**ENTRIES SHOWN**:
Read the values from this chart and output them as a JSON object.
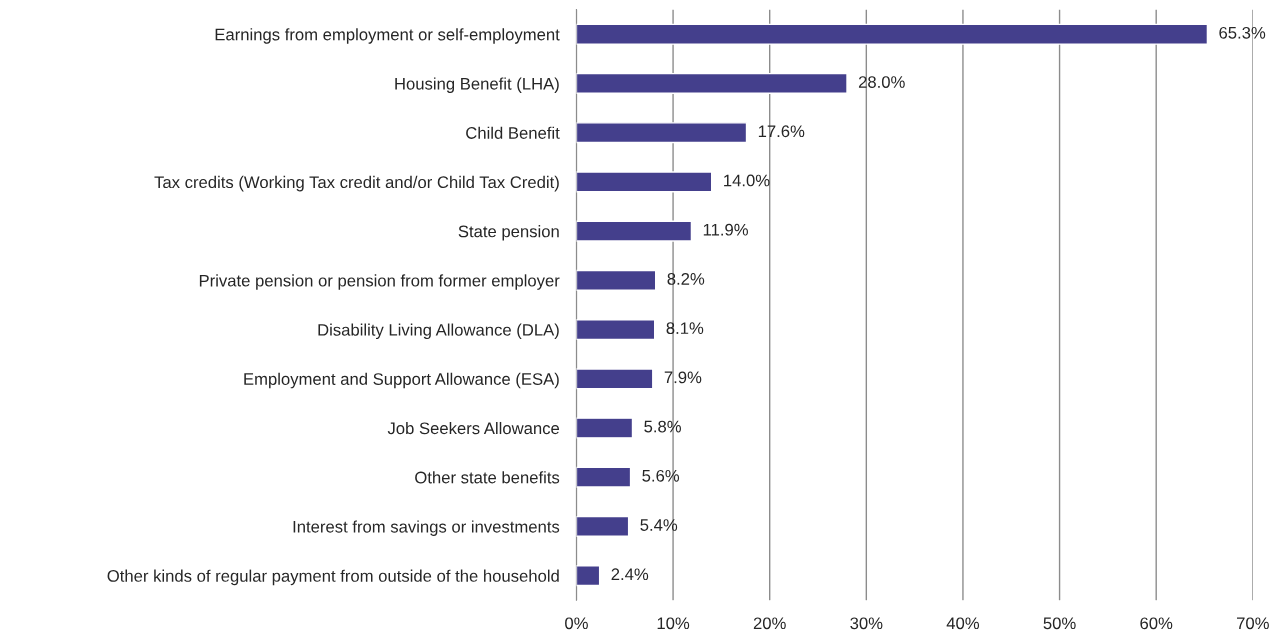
{
  "chart_data": {
    "type": "bar",
    "orientation": "horizontal",
    "categories": [
      "Earnings from employment or self-employment",
      "Housing Benefit (LHA)",
      "Child Benefit",
      "Tax credits (Working Tax credit and/or Child Tax Credit)",
      "State pension",
      "Private pension or pension from former employer",
      "Disability Living Allowance (DLA)",
      "Employment and Support Allowance (ESA)",
      "Job Seekers Allowance",
      "Other state benefits",
      "Interest from savings or investments",
      "Other kinds of regular payment from outside of the household"
    ],
    "values": [
      65.3,
      28.0,
      17.6,
      14.0,
      11.9,
      8.2,
      8.1,
      7.9,
      5.8,
      5.6,
      5.4,
      2.4
    ],
    "value_labels": [
      "65.3%",
      "28.0%",
      "17.6%",
      "14.0%",
      "11.9%",
      "8.2%",
      "8.1%",
      "7.9%",
      "5.8%",
      "5.6%",
      "5.4%",
      "2.4%"
    ],
    "color": "#443f8c",
    "xlim": [
      0,
      70
    ],
    "xticks": [
      {
        "value": 0,
        "label": "0%"
      },
      {
        "value": 10,
        "label": "10%"
      },
      {
        "value": 20,
        "label": "20%"
      },
      {
        "value": 30,
        "label": "30%"
      },
      {
        "value": 40,
        "label": "40%"
      },
      {
        "value": 50,
        "label": "50%"
      },
      {
        "value": 60,
        "label": "60%"
      },
      {
        "value": 70,
        "label": "70%"
      }
    ],
    "grid": "x",
    "legend": false
  }
}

**WHAT TO WORK ON**:
Gather up the lines that contain the word "values".

**CORRECT RESPONSE**:
Read the values from this chart and output them as a JSON object.
    "values": [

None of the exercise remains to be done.